▶ _Exercise_: Copy every line of the material below word for word.

▶ _Dataset_:
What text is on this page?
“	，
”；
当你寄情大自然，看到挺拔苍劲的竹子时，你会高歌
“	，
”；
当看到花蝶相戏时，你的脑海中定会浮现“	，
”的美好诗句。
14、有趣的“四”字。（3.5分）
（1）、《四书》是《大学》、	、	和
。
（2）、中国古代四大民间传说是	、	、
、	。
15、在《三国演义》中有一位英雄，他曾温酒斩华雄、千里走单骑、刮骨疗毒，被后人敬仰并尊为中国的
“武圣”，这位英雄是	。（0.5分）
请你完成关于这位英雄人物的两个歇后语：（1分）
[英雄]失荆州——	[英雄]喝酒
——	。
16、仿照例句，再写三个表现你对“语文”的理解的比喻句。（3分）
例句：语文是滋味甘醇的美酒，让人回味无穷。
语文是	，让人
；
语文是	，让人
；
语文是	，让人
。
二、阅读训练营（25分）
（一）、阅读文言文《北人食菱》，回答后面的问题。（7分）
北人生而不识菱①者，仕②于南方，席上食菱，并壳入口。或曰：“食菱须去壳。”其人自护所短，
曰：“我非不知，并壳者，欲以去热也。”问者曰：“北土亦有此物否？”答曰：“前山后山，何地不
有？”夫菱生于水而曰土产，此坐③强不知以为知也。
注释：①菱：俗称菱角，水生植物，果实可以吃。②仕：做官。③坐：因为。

▶ _The result_:
What text is on this page?
“	，
”；
当你寄情大自然，看到挺拔苍劲的竹子时，你会高歌
“	，
”；
当看到花蝶相戏时，你的脑海中定会浮现“	，
”的美好诗句。
14、有趣的“四”字。（3.5分）
（1）、《四书》是《大学》、	、	和
。
（2）、中国古代四大民间传说是	、	、
、	。
15、在《三国演义》中有一位英雄，他曾温酒斩华雄、千里走单骑、刮骨疗毒，被后人敬仰并尊为中国的
“武圣”，这位英雄是	。（0.5分）
请你完成关于这位英雄人物的两个歇后语：（1分）
[英雄]失荆州——	[英雄]喝酒
——	。
16、仿照例句，再写三个表现你对“语文”的理解的比喻句。（3分）
例句：语文是滋味甘醇的美酒，让人回味无穷。
语文是	，让人
；
语文是	，让人
；
语文是	，让人
。
二、阅读训练营（25分）
（一）、阅读文言文《北人食菱》，回答后面的问题。（7分）
北人生而不识菱①者，仕②于南方，席上食菱，并壳入口。或曰：“食菱须去壳。”其人自护所短，
曰：“我非不知，并壳者，欲以去热也。”问者曰：“北土亦有此物否？”答曰：“前山后山，何地不
有？”夫菱生于水而曰土产，此坐③强不知以为知也。
注释：①菱：俗称菱角，水生植物，果实可以吃。②仕：做官。③坐：因为。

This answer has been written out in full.